Type out the records that follow, exactly as given.

— BEGIN —

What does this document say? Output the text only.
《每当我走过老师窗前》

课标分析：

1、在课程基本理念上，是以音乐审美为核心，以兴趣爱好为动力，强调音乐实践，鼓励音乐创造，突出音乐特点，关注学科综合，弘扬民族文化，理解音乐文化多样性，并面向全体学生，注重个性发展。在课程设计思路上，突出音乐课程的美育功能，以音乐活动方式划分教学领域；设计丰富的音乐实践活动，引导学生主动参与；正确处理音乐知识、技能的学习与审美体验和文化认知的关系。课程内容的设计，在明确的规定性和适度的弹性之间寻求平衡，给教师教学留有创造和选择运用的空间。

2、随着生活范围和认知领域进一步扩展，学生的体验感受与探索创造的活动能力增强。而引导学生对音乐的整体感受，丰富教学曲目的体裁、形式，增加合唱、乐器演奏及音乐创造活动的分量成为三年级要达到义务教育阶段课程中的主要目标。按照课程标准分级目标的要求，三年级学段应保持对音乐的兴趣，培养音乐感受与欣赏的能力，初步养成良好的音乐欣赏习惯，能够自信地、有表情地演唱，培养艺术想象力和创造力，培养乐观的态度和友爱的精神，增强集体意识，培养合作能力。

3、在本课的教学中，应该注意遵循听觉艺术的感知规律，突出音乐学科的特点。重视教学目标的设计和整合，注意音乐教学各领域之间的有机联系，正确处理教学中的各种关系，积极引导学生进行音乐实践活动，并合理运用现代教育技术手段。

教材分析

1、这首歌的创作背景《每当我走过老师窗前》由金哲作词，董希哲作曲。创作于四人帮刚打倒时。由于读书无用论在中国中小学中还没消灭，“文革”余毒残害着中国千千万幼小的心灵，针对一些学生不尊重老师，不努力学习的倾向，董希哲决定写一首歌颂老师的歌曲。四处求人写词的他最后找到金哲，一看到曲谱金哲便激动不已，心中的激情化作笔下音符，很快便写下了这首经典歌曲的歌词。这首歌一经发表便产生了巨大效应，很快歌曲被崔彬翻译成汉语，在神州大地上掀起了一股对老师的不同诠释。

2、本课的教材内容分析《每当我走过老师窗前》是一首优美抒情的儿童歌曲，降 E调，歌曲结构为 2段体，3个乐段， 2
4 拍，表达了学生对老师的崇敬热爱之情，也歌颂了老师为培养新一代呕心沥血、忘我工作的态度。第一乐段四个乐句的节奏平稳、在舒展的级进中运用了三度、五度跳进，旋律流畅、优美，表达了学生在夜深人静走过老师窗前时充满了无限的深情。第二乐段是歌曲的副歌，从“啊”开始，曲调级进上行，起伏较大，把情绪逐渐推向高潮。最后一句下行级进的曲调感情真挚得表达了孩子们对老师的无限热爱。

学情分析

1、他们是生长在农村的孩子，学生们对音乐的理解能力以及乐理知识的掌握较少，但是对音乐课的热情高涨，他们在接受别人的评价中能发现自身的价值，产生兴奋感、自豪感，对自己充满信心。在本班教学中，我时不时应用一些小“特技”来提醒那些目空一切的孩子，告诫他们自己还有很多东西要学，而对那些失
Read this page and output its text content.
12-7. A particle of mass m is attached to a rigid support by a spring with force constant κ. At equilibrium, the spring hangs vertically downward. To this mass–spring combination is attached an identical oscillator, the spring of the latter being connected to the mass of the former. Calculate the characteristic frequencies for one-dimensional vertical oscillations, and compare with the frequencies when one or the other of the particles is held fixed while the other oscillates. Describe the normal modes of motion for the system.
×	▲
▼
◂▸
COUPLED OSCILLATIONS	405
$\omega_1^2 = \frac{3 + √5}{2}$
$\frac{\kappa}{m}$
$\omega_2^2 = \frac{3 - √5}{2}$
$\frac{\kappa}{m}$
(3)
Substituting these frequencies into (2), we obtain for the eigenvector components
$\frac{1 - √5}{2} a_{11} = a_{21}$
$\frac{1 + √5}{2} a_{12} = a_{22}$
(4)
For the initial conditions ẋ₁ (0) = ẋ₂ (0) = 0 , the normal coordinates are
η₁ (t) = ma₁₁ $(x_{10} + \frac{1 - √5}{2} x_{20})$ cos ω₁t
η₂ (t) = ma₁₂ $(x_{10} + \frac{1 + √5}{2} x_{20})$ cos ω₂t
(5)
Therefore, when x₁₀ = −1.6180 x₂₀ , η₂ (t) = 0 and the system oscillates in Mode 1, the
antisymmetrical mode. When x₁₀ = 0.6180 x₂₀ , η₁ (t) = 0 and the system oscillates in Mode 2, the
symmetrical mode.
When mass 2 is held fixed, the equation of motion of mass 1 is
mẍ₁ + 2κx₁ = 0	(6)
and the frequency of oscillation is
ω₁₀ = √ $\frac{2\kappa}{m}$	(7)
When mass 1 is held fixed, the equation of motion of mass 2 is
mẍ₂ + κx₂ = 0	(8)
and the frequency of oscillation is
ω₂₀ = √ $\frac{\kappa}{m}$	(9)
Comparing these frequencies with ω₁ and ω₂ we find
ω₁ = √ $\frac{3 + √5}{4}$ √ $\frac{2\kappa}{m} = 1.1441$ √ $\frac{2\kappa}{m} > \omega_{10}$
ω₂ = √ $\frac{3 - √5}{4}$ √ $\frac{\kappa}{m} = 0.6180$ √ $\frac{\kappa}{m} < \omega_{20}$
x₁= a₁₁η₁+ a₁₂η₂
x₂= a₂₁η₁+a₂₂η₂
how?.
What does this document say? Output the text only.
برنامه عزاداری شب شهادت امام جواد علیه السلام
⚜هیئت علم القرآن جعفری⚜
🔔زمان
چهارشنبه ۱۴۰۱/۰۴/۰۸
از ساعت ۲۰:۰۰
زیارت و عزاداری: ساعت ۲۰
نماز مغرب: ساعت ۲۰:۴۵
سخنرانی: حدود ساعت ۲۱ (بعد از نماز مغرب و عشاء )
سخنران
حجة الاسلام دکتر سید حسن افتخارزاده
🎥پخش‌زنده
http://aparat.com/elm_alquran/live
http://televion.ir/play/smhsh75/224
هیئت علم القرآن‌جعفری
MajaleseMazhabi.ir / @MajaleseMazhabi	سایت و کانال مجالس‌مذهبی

— END —

**Result of this task**
What does this document say? Output the text only.
《每当我走过老师窗前》

课标分析：

1、在课程基本理念上，是以音乐审美为核心，以兴趣爱好为动力，强调音乐实践，鼓励音乐创造，突出音乐特点，关注学科综合，弘扬民族文化，理解音乐文化多样性，并面向全体学生，注重个性发展。在课程设计思路上，突出音乐课程的美育功能，以音乐活动方式划分教学领域；设计丰富的音乐实践活动，引导学生主动参与；正确处理音乐知识、技能的学习与审美体验和文化认知的关系。课程内容的设计，在明确的规定性和适度的弹性之间寻求平衡，给教师教学留有创造和选择运用的空间。

2、随着生活范围和认知领域进一步扩展，学生的体验感受与探索创造的活动能力增强。而引导学生对音乐的整体感受，丰富教学曲目的体裁、形式，增加合唱、乐器演奏及音乐创造活动的分量成为三年级要达到义务教育阶段课程中的主要目标。按照课程标准分级目标的要求，三年级学段应保持对音乐的兴趣，培养音乐感受与欣赏的能力，初步养成良好的音乐欣赏习惯，能够自信地、有表情地演唱，培养艺术想象力和创造力，培养乐观的态度和友爱的精神，增强集体意识，培养合作能力。

3、在本课的教学中，应该注意遵循听觉艺术的感知规律，突出音乐学科的特点。重视教学目标的设计和整合，注意音乐教学各领域之间的有机联系，正确处理教学中的各种关系，积极引导学生进行音乐实践活动，并合理运用现代教育技术手段。

教材分析

1、这首歌的创作背景《每当我走过老师窗前》由金哲作词，董希哲作曲。创作于四人帮刚打倒时。由于读书无用论在中国中小学中还没消灭，“文革”余毒残害着中国千千万幼小的心灵，针对一些学生不尊重老师，不努力学习的倾向，董希哲决定写一首歌颂老师的歌曲。四处求人写词的他最后找到金哲，一看到曲谱金哲便激动不已，心中的激情化作笔下音符，很快便写下了这首经典歌曲的歌词。这首歌一经发表便产生了巨大效应，很快歌曲被崔彬翻译成汉语，在神州大地上掀起了一股对老师的不同诠释。

2、本课的教材内容分析《每当我走过老师窗前》是一首优美抒情的儿童歌曲，降 E调，歌曲结构为 2段体，3个乐段， 2
4 拍，表达了学生对老师的崇敬热爱之情，也歌颂了老师为培养新一代呕心沥血、忘我工作的态度。第一乐段四个乐句的节奏平稳、在舒展的级进中运用了三度、五度跳进，旋律流畅、优美，表达了学生在夜深人静走过老师窗前时充满了无限的深情。第二乐段是歌曲的副歌，从“啊”开始，曲调级进上行，起伏较大，把情绪逐渐推向高潮。最后一句下行级进的曲调感情真挚得表达了孩子们对老师的无限热爱。

学情分析

1、他们是生长在农村的孩子，学生们对音乐的理解能力以及乐理知识的掌握较少，但是对音乐课的热情高涨，他们在接受别人的评价中能发现自身的价值，产生兴奋感、自豪感，对自己充满信心。在本班教学中，我时不时应用一些小“特技”来提醒那些目空一切的孩子，告诫他们自己还有很多东西要学，而对那些失
Read this page and output its text content.
12-7. A particle of mass m is attached to a rigid support by a spring with force constant κ. At equilibrium, the spring hangs vertically downward. To this mass–spring combination is attached an identical oscillator, the spring of the latter being connected to the mass of the former. Calculate the characteristic frequencies for one-dimensional vertical oscillations, and compare with the frequencies when one or the other of the particles is held fixed while the other oscillates. Describe the normal modes of motion for the system.
×	▲
▼
◂▸
COUPLED OSCILLATIONS	405
$\omega_1^2 = \frac{3 + √5}{2}$
$\frac{\kappa}{m}$
$\omega_2^2 = \frac{3 - √5}{2}$
$\frac{\kappa}{m}$
(3)
Substituting these frequencies into (2), we obtain for the eigenvector components
$\frac{1 - √5}{2} a_{11} = a_{21}$
$\frac{1 + √5}{2} a_{12} = a_{22}$
(4)
For the initial conditions ẋ₁ (0) = ẋ₂ (0) = 0 , the normal coordinates are
η₁ (t) = ma₁₁ $(x_{10} + \frac{1 - √5}{2} x_{20})$ cos ω₁t
η₂ (t) = ma₁₂ $(x_{10} + \frac{1 + √5}{2} x_{20})$ cos ω₂t
(5)
Therefore, when x₁₀ = −1.6180 x₂₀ , η₂ (t) = 0 and the system oscillates in Mode 1, the
antisymmetrical mode. When x₁₀ = 0.6180 x₂₀ , η₁ (t) = 0 and the system oscillates in Mode 2, the
symmetrical mode.
When mass 2 is held fixed, the equation of motion of mass 1 is
mẍ₁ + 2κx₁ = 0	(6)
and the frequency of oscillation is
ω₁₀ = √ $\frac{2\kappa}{m}$	(7)
When mass 1 is held fixed, the equation of motion of mass 2 is
mẍ₂ + κx₂ = 0	(8)
and the frequency of oscillation is
ω₂₀ = √ $\frac{\kappa}{m}$	(9)
Comparing these frequencies with ω₁ and ω₂ we find
ω₁ = √ $\frac{3 + √5}{4}$ √ $\frac{2\kappa}{m} = 1.1441$ √ $\frac{2\kappa}{m} > \omega_{10}$
ω₂ = √ $\frac{3 - √5}{4}$ √ $\frac{\kappa}{m} = 0.6180$ √ $\frac{\kappa}{m} < \omega_{20}$
x₁= a₁₁η₁+ a₁₂η₂
x₂= a₂₁η₁+a₂₂η₂
how?.
What does this document say? Output the text only.
برنامه عزاداری شب شهادت امام جواد علیه السلام
⚜هیئت علم القرآن جعفری⚜
🔔زمان
چهارشنبه ۱۴۰۱/۰۴/۰۸
از ساعت ۲۰:۰۰
زیارت و عزاداری: ساعت ۲۰
نماز مغرب: ساعت ۲۰:۴۵
سخنرانی: حدود ساعت ۲۱ (بعد از نماز مغرب و عشاء )
سخنران
حجة الاسلام دکتر سید حسن افتخارزاده
🎥پخش‌زنده
http://aparat.com/elm_alquran/live
http://televion.ir/play/smhsh75/224
هیئت علم القرآن‌جعفری
MajaleseMazhabi.ir / @MajaleseMazhabi	سایت و کانال مجالس‌مذهبی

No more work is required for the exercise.